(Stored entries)
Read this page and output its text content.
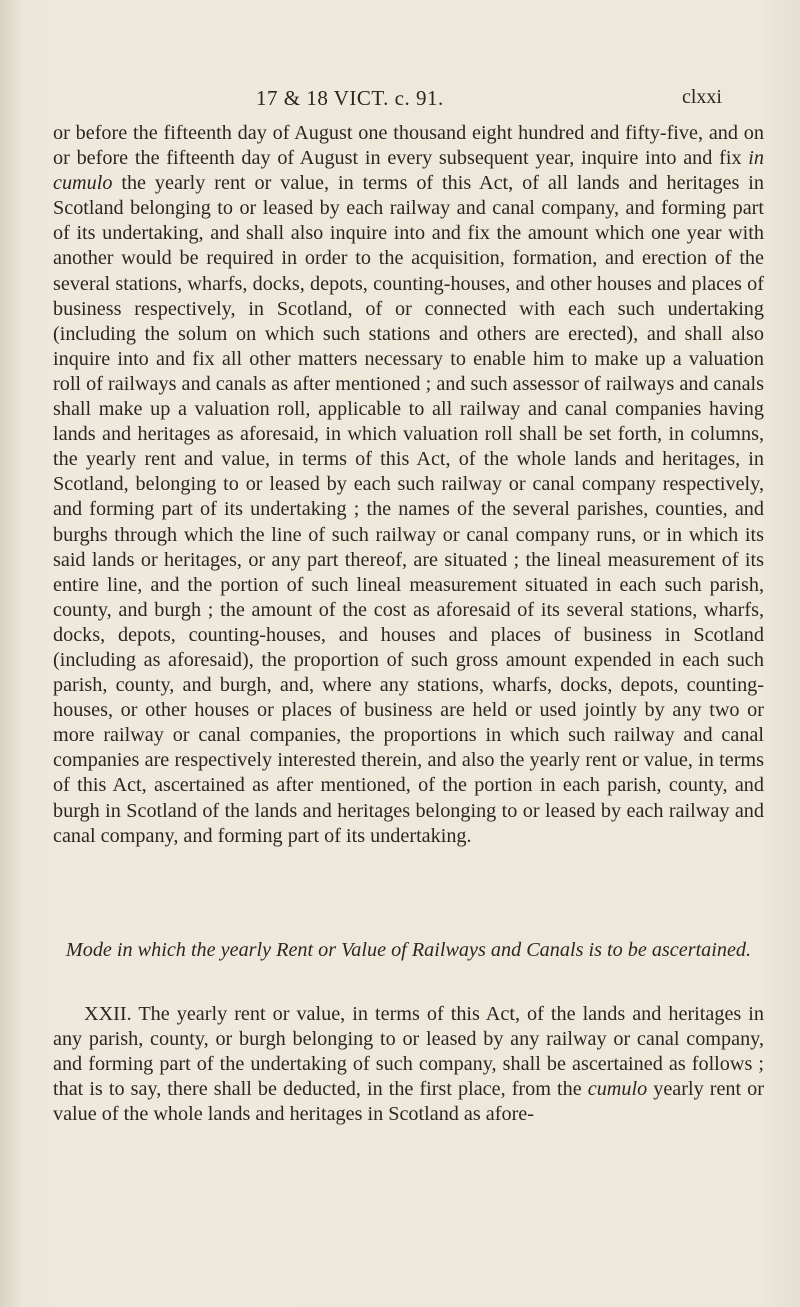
17 & 18 VICT. c. 91.	clxxi

or before the fifteenth day of August one thousand eight hundred and fifty-five, and on or before the fifteenth day of August in every subsequent year, inquire into and fix in cumulo the yearly rent or value, in terms of this Act, of all lands and heritages in Scotland belonging to or leased by each railway and canal company, and forming part of its undertaking, and shall also inquire into and fix the amount which one year with another would be required in order to the acquisition, formation, and erection of the several stations, wharfs, docks, depots, counting-houses, and other houses and places of business respectively, in Scotland, of or connected with each such undertaking (including the solum on which such stations and others are erected), and shall also inquire into and fix all other matters necessary to enable him to make up a valuation roll of railways and canals as after mentioned ; and such assessor of railways and canals shall make up a valuation roll, applicable to all railway and canal companies having lands and heritages as aforesaid, in which valuation roll shall be set forth, in columns, the yearly rent and value, in terms of this Act, of the whole lands and heritages, in Scotland, belonging to or leased by each such railway or canal company respectively, and forming part of its undertaking ; the names of the several parishes, counties, and burghs through which the line of such railway or canal company runs, or in which its said lands or heritages, or any part thereof, are situated ; the lineal measurement of its entire line, and the portion of such lineal measurement situated in each such parish, county, and burgh ; the amount of the cost as aforesaid of its several stations, wharfs, docks, depots, counting-houses, and houses and places of business in Scotland (including as aforesaid), the proportion of such gross amount expended in each such parish, county, and burgh, and, where any stations, wharfs, docks, depots, counting-houses, or other houses or places of business are held or used jointly by any two or more railway or canal companies, the proportions in which such railway and canal companies are respectively interested therein, and also the yearly rent or value, in terms of this Act, ascertained as after mentioned, of the portion in each parish, county, and burgh in Scotland of the lands and heritages belonging to or leased by each railway and canal company, and forming part of its undertaking.

Mode in which the yearly Rent or Value of Railways and Canals is to be ascertained.

XXII. The yearly rent or value, in terms of this Act, of the lands and heritages in any parish, county, or burgh belonging to or leased by any railway or canal company, and forming part of the undertaking of such company, shall be ascertained as follows ; that is to say, there shall be deducted, in the first place, from the cumulo yearly rent or value of the whole lands and heritages in Scotland as afore-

> The problem
All of the data above should be transcribed verbatim, with pictures omitted.

> Solution for this problem
Read this page and output its text content.
17 & 18 VICT. c. 91.	clxxi

or before the fifteenth day of August one thousand eight hundred and fifty-five, and on or before the fifteenth day of August in every subsequent year, inquire into and fix in cumulo the yearly rent or value, in terms of this Act, of all lands and heritages in Scotland belonging to or leased by each railway and canal company, and forming part of its undertaking, and shall also inquire into and fix the amount which one year with another would be required in order to the acquisition, formation, and erection of the several stations, wharfs, docks, depots, counting-houses, and other houses and places of business respectively, in Scotland, of or connected with each such undertaking (including the solum on which such stations and others are erected), and shall also inquire into and fix all other matters necessary to enable him to make up a valuation roll of railways and canals as after mentioned ; and such assessor of railways and canals shall make up a valuation roll, applicable to all railway and canal companies having lands and heritages as aforesaid, in which valuation roll shall be set forth, in columns, the yearly rent and value, in terms of this Act, of the whole lands and heritages, in Scotland, belonging to or leased by each such railway or canal company respectively, and forming part of its undertaking ; the names of the several parishes, counties, and burghs through which the line of such railway or canal company runs, or in which its said lands or heritages, or any part thereof, are situated ; the lineal measurement of its entire line, and the portion of such lineal measurement situated in each such parish, county, and burgh ; the amount of the cost as aforesaid of its several stations, wharfs, docks, depots, counting-houses, and houses and places of business in Scotland (including as aforesaid), the proportion of such gross amount expended in each such parish, county, and burgh, and, where any stations, wharfs, docks, depots, counting-houses, or other houses or places of business are held or used jointly by any two or more railway or canal companies, the proportions in which such railway and canal companies are respectively interested therein, and also the yearly rent or value, in terms of this Act, ascertained as after mentioned, of the portion in each parish, county, and burgh in Scotland of the lands and heritages belonging to or leased by each railway and canal company, and forming part of its undertaking.

Mode in which the yearly Rent or Value of Railways and Canals is to be ascertained.

XXII. The yearly rent or value, in terms of this Act, of the lands and heritages in any parish, county, or burgh belonging to or leased by any railway or canal company, and forming part of the undertaking of such company, shall be ascertained as follows ; that is to say, there shall be deducted, in the first place, from the cumulo yearly rent or value of the whole lands and heritages in Scotland as afore-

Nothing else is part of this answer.